**What the exercise asks:** Drop the pictures and extract exactly the lines from the one that contains "Parse this screenshot: output" through the end of the material.

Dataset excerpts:
* * *

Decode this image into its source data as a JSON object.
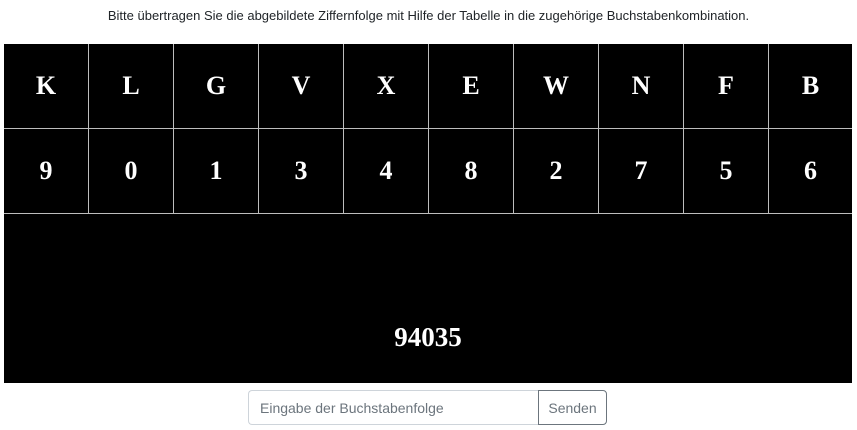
{
  "instruction": "Bitte übertragen Sie die abgebildete Ziffernfolge mit Hilfe der Tabelle in die zugehörige Buchstabenkombination.",
  "table": {
    "letters": [
      "K",
      "L",
      "G",
      "V",
      "X",
      "E",
      "W",
      "N",
      "F",
      "B"
    ],
    "digits": [
      "9",
      "0",
      "1",
      "3",
      "4",
      "8",
      "2",
      "7",
      "5",
      "6"
    ]
  },
  "code": "94035",
  "form": {
    "input_placeholder": "Eingabe der Buchstabenfolge",
    "input_value": "",
    "submit_label": "Senden"
  },
  "colors": {
    "panel_background": "#000000",
    "panel_text": "#ffffff",
    "grid_lines": "#bdbdbd",
    "button_border": "#6c757d"
  }
}
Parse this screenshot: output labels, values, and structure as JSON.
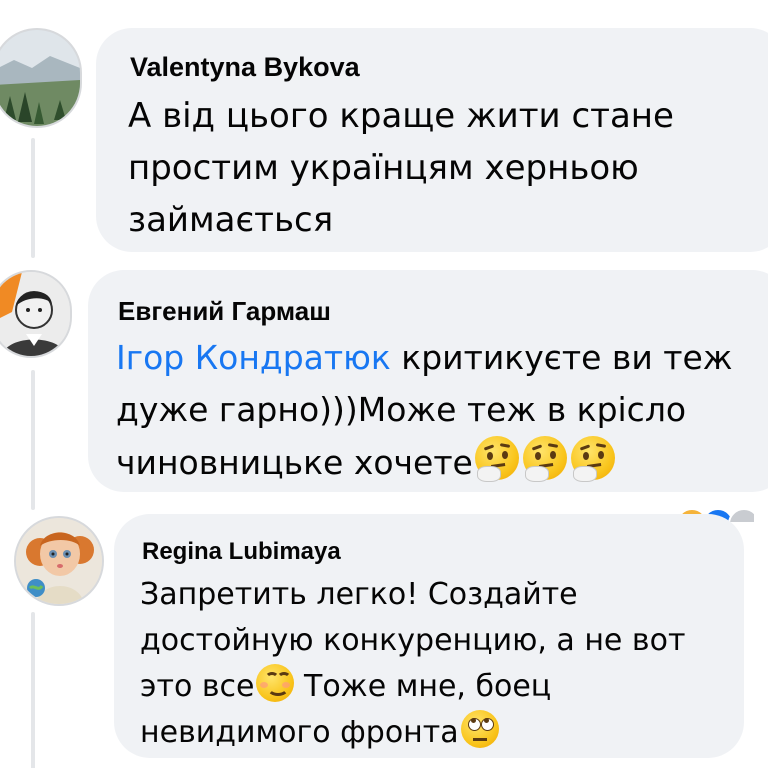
{
  "comments": [
    {
      "author": "Valentyna Bykova",
      "lines": [
        "А від цього краще жити стане",
        "простим українцям херньою",
        "займається"
      ]
    },
    {
      "author": "Евгений Гармаш",
      "mention": "Ігор Кондратюк",
      "line1_rest": " критикуєте ви теж",
      "lines": [
        "дуже гарно)))Може теж в крісло",
        "чиновницьке хочете"
      ]
    },
    {
      "author": "Regina Lubimaya",
      "lines": [
        "Запретить легко! Создайте",
        "достойную конкуренцию, а не вот",
        "это все",
        " Тоже мне, боец",
        "невидимого фронта"
      ]
    }
  ],
  "icons": {
    "thinking": "thinking-face-emoji",
    "smiling": "smiling-face-emoji",
    "eye_roll": "eye-roll-emoji"
  },
  "colors": {
    "bubble": "#f0f2f5",
    "mention": "#1877f2",
    "text": "#050505"
  }
}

* * *

**The completed task:**
Parse this screenshot: output labels, values, and structure as JSON.
{
  "comments": [
    {
      "author": "Valentyna Bykova",
      "lines": [
        "А від цього краще жити стане",
        "простим українцям херньою",
        "займається"
      ]
    },
    {
      "author": "Евгений Гармаш",
      "mention": "Ігор Кондратюк",
      "line1_rest": " критикуєте ви теж",
      "lines": [
        "дуже гарно)))Може теж в крісло",
        "чиновницьке хочете"
      ]
    },
    {
      "author": "Regina Lubimaya",
      "lines": [
        "Запретить легко! Создайте",
        "достойную конкуренцию, а не вот",
        "это все",
        " Тоже мне, боец",
        "невидимого фронта"
      ]
    }
  ],
  "icons": {
    "thinking": "thinking-face-emoji",
    "smiling": "smiling-face-emoji",
    "eye_roll": "eye-roll-emoji"
  },
  "colors": {
    "bubble": "#f0f2f5",
    "mention": "#1877f2",
    "text": "#050505"
  }
}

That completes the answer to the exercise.